**WHAT IS REQUIRED**
Scan the material below for the string "marker", and copy every line where it shows up.

──────── RECORDS ────────

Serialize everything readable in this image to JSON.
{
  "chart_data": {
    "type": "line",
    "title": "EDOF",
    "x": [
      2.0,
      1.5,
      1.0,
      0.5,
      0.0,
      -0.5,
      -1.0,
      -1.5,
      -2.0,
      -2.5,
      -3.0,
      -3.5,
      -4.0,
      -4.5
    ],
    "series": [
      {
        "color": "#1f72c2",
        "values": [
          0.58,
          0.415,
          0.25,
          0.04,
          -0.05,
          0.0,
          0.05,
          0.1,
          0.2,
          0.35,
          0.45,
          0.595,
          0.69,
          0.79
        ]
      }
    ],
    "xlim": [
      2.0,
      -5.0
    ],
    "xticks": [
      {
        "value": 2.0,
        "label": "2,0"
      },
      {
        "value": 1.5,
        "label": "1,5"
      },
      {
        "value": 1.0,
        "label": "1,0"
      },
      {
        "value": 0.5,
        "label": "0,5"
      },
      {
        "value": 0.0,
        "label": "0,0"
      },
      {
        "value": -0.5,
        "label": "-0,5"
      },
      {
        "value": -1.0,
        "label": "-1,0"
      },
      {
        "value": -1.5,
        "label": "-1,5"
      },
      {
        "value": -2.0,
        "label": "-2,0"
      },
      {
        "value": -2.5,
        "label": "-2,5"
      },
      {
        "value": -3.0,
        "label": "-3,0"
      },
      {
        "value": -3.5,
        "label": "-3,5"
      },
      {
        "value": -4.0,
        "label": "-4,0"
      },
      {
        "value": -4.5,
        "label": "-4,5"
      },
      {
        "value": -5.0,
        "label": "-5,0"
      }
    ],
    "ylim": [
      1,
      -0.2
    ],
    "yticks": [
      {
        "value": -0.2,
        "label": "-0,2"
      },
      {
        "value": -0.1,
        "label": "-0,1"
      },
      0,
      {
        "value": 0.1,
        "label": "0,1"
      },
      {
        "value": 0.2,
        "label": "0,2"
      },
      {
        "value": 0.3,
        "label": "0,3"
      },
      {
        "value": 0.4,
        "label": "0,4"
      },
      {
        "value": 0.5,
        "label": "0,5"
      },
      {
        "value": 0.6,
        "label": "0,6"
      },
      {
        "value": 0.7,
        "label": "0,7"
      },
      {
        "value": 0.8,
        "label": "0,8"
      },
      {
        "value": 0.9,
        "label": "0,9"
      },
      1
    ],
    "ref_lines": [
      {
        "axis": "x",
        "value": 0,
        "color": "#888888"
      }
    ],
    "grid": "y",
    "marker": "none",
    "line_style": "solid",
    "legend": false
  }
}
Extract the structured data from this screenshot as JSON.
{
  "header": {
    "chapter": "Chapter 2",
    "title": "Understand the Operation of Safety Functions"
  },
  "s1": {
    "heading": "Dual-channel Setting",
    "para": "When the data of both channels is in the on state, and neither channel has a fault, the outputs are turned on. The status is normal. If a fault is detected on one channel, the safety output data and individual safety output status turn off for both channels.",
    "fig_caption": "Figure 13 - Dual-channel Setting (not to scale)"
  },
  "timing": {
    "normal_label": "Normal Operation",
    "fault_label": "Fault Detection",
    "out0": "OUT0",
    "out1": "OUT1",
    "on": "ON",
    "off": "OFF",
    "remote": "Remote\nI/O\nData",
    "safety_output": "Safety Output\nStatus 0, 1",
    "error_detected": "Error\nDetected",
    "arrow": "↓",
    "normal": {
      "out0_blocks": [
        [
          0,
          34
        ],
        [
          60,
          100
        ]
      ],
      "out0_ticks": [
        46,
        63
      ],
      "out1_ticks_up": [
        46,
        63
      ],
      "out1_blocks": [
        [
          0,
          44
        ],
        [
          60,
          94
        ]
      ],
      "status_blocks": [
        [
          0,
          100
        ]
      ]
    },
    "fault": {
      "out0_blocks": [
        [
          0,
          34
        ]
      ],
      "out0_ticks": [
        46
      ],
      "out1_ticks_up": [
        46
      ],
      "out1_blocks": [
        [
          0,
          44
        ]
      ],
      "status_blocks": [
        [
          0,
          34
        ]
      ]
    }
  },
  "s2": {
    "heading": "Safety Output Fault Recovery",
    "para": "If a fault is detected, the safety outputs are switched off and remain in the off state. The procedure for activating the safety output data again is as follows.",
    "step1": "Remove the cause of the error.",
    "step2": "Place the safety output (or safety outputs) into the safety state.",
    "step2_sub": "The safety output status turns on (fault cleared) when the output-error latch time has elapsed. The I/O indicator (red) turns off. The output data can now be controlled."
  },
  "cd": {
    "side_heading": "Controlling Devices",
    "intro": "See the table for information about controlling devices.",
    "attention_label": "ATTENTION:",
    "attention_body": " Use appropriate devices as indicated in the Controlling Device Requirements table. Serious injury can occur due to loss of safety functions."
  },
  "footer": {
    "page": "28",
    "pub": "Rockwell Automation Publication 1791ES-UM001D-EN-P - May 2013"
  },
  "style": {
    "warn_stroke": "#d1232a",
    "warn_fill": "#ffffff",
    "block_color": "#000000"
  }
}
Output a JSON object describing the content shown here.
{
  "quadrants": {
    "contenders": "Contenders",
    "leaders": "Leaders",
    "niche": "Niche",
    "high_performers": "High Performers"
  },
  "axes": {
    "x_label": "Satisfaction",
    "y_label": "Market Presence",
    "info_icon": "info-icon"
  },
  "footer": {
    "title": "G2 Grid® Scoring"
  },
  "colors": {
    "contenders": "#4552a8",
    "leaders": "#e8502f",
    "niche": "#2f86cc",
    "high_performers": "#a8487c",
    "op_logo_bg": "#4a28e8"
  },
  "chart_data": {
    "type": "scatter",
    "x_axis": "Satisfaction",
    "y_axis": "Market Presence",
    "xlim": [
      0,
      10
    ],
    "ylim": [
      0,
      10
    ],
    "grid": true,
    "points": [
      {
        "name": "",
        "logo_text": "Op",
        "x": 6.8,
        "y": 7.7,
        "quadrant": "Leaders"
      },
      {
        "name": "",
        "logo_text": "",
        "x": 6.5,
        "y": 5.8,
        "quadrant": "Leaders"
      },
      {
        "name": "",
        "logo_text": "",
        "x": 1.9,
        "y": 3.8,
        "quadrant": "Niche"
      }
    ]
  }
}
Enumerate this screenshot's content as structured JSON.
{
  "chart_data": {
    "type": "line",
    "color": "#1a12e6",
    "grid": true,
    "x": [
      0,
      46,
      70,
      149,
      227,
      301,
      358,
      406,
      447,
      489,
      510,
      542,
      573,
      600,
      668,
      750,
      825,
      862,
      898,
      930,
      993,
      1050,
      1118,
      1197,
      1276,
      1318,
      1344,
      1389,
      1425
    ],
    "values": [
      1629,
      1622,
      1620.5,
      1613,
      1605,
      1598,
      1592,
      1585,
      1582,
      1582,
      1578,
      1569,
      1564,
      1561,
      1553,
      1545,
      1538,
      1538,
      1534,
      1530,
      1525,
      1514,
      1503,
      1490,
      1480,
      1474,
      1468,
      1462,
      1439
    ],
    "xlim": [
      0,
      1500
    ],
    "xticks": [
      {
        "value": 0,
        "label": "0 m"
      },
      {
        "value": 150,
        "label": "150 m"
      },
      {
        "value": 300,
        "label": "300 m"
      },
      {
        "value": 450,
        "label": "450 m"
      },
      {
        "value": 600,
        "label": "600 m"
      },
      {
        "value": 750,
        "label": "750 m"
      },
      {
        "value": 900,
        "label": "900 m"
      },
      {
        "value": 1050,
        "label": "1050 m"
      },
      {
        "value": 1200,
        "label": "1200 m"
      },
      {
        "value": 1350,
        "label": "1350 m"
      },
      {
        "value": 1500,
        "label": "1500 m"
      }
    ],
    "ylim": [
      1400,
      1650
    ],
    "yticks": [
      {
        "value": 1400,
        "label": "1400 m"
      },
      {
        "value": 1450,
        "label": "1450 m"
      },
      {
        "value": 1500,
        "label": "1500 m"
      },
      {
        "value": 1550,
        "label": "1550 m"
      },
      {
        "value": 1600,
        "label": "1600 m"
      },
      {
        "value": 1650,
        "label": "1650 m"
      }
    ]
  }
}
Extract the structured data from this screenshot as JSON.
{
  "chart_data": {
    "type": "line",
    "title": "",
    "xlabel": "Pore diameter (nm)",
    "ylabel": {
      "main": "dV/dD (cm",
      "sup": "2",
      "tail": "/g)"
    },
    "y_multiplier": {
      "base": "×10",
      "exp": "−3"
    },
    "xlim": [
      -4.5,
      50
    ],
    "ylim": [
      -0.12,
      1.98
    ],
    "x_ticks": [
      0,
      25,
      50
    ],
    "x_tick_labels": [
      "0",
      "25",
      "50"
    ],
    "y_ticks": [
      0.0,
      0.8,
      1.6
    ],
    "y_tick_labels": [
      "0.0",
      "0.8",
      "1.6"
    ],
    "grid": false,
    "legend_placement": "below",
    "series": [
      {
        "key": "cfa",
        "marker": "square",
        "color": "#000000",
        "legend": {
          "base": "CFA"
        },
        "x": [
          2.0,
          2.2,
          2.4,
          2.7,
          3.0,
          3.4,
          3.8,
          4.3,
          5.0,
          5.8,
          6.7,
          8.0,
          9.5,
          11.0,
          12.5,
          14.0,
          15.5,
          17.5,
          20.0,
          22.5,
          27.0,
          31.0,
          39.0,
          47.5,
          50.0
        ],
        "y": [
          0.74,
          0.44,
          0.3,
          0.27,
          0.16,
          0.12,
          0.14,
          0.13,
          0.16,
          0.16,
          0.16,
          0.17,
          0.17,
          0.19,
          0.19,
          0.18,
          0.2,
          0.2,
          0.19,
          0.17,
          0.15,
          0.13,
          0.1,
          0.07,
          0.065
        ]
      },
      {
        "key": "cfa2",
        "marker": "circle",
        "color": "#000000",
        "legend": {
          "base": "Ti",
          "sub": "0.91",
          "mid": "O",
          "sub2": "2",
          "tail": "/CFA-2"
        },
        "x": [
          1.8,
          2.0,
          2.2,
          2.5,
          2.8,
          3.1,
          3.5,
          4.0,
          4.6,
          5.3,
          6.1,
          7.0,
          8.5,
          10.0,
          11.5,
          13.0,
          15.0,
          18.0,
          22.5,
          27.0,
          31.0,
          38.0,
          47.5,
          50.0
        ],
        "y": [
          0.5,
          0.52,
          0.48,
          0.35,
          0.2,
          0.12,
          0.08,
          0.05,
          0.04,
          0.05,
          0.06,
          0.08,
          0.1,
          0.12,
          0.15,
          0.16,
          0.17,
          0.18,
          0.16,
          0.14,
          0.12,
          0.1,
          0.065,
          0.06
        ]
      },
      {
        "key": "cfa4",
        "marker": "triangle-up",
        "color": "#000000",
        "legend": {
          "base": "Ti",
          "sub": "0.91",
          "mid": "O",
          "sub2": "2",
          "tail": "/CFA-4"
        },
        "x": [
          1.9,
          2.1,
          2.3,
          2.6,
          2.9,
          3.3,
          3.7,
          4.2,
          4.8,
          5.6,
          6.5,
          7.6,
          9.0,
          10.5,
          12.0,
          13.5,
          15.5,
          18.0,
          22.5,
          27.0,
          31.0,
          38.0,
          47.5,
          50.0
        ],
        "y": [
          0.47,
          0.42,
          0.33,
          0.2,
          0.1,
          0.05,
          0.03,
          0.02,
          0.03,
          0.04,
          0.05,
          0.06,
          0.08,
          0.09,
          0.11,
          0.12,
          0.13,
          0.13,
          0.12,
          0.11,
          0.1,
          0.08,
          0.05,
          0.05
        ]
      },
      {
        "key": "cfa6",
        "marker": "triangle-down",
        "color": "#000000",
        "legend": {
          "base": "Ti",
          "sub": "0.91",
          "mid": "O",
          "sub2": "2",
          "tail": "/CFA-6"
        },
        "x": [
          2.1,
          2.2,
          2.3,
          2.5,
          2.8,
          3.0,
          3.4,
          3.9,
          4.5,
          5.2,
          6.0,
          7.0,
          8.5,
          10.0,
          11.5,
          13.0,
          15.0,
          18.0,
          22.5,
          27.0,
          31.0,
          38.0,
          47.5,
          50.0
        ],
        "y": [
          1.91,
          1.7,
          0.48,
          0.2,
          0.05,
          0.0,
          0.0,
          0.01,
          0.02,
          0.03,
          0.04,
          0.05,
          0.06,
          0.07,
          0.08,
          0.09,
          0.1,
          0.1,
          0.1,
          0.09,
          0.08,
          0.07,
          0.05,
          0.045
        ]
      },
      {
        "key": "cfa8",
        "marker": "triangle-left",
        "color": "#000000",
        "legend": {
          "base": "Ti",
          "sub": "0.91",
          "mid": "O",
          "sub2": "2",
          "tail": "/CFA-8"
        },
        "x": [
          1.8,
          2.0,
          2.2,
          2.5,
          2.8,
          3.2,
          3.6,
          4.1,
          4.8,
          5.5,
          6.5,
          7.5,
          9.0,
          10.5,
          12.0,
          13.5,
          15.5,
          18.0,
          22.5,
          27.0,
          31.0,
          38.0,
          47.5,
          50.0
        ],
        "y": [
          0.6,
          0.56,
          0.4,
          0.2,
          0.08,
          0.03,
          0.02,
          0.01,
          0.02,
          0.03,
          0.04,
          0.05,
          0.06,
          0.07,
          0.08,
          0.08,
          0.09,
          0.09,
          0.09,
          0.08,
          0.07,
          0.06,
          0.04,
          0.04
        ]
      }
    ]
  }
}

────────

**RESPONSE**
    "marker": "none",
        "marker": "square",
        "marker": "circle",
        "marker": "triangle-up",
        "marker": "triangle-down",
        "marker": "triangle-left",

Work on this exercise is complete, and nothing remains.